[Dataset items]
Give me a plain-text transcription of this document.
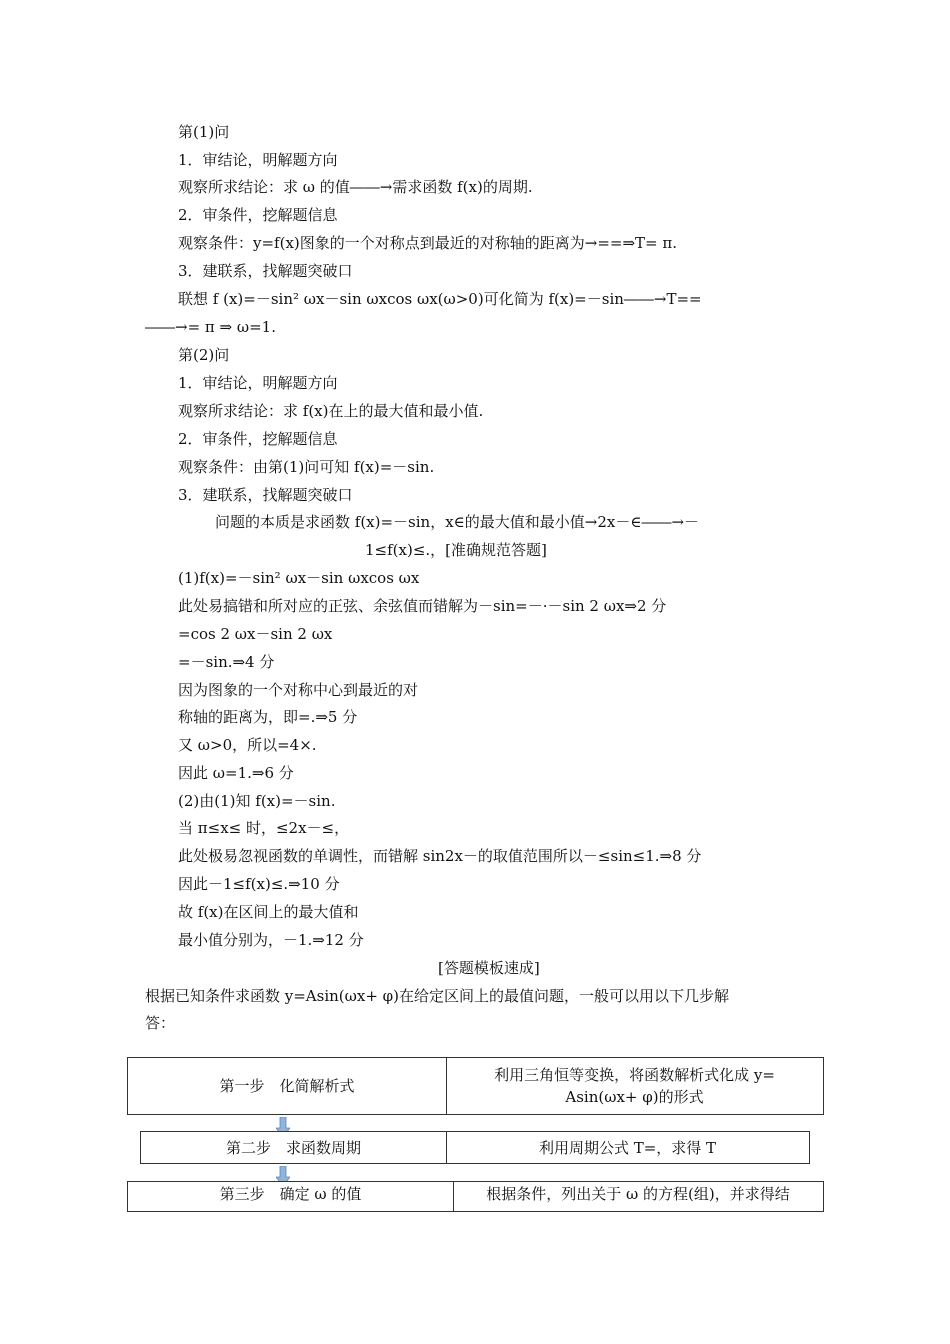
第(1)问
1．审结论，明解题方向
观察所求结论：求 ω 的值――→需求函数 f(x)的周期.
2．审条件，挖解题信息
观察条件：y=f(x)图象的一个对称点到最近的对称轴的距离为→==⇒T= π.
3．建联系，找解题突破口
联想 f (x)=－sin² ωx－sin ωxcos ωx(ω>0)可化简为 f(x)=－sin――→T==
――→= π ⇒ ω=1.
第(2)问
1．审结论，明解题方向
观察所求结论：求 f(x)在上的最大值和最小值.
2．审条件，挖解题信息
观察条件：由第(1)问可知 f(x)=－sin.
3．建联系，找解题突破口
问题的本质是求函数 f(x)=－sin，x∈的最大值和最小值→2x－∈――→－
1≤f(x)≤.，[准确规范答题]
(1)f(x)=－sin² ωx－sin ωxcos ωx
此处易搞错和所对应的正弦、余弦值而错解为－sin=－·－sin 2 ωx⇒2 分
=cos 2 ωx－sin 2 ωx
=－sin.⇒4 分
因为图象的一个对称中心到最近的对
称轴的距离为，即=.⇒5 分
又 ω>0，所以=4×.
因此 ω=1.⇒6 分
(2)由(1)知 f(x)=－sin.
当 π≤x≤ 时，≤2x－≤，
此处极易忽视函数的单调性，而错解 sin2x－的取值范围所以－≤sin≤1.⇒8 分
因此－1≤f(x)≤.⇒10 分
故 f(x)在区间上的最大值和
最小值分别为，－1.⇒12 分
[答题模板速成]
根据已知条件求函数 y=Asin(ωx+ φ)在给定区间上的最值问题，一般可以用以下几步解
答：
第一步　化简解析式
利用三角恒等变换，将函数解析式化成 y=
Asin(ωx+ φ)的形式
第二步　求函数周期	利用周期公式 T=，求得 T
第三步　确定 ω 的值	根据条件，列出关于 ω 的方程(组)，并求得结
* * *
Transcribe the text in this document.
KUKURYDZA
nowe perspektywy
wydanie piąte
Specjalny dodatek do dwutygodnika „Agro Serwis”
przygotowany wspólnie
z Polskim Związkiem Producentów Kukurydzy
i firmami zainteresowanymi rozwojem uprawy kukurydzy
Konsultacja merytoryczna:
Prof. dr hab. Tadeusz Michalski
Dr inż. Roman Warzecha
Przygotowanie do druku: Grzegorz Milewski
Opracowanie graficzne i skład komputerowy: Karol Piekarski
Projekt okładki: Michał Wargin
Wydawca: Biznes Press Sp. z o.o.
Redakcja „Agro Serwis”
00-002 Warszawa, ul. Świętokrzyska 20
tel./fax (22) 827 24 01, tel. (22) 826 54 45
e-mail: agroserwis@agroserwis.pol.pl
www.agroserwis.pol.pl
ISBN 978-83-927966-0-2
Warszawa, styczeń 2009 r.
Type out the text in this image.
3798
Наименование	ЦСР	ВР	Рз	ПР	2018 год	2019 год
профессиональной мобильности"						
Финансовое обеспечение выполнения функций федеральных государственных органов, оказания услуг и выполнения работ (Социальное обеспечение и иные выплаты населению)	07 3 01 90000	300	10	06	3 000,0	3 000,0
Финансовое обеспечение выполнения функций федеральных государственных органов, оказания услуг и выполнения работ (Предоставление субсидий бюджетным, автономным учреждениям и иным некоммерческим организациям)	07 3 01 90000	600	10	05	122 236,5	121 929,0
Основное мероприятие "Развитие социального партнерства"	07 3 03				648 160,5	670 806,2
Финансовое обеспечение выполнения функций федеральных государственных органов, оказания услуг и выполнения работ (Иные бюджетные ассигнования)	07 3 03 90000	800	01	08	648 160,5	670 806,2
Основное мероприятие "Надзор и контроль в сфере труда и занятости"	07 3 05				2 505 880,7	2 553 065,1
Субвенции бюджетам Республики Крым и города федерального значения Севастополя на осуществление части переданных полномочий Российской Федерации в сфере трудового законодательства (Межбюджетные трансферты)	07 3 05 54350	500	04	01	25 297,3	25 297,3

§ **GOAL**:
In the records above, find each line with the word "ωxcos" and copy it.

§ **WRITTEN ANSWER**:
联想 f (x)=－sin² ωx－sin ωxcos ωx(ω>0)可化简为 f(x)=－sin――→T==
(1)f(x)=－sin² ωx－sin ωxcos ωx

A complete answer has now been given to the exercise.